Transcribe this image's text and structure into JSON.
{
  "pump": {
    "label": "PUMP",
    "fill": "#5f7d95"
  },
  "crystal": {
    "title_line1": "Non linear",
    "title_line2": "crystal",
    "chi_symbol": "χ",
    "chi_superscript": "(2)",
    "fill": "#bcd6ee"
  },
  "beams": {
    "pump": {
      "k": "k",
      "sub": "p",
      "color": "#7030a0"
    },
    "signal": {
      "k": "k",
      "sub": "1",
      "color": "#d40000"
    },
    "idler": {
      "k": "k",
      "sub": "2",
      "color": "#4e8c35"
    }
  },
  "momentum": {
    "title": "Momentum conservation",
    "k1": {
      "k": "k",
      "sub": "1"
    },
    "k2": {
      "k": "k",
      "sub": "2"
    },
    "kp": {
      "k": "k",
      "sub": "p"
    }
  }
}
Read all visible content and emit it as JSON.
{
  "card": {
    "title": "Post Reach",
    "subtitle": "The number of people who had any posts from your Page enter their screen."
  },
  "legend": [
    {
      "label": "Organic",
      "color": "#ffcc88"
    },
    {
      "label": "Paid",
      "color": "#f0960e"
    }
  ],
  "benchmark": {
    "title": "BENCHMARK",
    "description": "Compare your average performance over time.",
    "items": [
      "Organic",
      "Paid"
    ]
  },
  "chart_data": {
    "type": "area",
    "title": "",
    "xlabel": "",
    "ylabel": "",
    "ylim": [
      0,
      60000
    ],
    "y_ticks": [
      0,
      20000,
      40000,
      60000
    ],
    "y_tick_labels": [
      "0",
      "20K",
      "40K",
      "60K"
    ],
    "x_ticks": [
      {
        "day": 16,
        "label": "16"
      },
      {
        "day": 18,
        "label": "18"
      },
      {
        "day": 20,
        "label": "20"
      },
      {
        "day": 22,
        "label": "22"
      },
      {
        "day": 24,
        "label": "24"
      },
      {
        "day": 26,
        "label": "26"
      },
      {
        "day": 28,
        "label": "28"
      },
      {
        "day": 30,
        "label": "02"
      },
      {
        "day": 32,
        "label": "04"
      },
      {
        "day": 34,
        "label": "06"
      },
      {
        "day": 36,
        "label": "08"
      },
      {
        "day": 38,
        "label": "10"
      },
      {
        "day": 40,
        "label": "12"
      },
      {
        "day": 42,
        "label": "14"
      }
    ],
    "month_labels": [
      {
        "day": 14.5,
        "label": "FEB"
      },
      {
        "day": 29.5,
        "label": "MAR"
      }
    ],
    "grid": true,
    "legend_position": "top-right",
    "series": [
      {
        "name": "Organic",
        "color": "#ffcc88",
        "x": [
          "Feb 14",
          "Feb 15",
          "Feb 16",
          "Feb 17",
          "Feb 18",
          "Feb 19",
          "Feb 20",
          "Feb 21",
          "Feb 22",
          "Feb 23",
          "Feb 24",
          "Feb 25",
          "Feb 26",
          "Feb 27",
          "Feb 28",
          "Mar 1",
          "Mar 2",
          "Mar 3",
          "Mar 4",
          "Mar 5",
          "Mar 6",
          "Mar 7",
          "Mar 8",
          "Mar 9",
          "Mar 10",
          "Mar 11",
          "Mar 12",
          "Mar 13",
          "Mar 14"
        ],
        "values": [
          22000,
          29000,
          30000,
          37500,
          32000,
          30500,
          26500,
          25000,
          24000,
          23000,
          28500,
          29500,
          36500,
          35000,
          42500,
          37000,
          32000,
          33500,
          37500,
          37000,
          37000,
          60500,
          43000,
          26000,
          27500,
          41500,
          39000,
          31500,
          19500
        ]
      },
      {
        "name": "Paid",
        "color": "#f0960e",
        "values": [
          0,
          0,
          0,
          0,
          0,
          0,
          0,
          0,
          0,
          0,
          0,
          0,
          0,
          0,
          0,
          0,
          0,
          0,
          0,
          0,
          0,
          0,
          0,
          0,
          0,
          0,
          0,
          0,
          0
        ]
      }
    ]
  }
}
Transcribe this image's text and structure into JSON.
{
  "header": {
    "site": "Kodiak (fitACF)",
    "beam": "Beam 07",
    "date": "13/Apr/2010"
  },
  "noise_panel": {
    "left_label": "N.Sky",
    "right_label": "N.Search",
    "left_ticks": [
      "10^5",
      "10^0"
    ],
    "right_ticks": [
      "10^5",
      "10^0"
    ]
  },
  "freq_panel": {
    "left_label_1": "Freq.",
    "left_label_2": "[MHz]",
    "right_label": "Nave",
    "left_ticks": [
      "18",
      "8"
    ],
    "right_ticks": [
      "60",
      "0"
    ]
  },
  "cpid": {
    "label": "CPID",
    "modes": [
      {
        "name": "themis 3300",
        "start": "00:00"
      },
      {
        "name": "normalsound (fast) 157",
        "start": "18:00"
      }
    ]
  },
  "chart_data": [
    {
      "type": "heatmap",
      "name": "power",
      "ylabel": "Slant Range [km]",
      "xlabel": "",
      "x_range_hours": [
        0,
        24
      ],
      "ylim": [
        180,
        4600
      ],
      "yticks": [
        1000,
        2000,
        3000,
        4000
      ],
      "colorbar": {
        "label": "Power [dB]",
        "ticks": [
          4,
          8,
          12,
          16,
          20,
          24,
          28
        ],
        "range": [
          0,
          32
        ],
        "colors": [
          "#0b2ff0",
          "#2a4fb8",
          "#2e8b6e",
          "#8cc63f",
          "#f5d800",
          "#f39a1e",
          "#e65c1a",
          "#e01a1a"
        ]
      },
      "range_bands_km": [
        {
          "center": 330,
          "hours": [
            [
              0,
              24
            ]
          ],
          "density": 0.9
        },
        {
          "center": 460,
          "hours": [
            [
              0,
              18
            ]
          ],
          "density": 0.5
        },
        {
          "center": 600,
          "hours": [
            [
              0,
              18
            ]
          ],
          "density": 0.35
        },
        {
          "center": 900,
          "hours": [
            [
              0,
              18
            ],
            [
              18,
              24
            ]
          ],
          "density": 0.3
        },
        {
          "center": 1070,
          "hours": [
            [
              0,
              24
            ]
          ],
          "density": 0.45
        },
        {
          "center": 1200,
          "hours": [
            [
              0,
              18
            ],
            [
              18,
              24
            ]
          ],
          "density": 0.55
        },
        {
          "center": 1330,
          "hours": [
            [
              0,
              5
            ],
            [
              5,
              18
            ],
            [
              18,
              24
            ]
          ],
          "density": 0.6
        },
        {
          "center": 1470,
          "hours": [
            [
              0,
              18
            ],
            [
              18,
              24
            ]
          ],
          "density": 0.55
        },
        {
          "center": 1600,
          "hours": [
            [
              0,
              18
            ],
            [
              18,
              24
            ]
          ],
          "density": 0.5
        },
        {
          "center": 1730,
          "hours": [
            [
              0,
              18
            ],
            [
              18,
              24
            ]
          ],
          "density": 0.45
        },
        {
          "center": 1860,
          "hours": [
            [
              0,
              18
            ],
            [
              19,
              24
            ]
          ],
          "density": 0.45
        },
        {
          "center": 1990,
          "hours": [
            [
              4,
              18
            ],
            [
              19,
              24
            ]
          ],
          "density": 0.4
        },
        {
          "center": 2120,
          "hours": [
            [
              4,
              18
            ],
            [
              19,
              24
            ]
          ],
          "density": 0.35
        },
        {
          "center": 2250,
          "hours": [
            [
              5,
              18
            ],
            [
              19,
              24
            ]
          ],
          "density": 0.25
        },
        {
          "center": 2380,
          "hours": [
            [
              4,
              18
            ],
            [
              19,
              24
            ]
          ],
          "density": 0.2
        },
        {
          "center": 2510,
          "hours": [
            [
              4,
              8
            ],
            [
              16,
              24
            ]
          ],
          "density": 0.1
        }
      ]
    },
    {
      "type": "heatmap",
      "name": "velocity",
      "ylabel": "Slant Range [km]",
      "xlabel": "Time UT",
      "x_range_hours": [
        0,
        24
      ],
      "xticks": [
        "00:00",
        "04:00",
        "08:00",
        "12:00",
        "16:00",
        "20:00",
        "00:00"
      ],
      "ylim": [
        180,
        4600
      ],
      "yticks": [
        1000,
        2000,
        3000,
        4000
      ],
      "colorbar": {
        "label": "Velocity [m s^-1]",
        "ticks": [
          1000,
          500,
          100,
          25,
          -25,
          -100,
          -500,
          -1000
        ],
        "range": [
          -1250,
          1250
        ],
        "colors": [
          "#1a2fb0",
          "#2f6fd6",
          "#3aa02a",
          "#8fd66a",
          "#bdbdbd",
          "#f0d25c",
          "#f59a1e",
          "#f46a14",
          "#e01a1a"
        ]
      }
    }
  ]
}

□ □ □ □ □

From the entries above, copy every line where the word "name" shows up.

**RESULT BELOW:**
        "name": "Organic",
        "name": "Paid",
        "name": "themis 3300",
        "name": "normalsound (fast) 157",
      "name": "power",
      "name": "velocity",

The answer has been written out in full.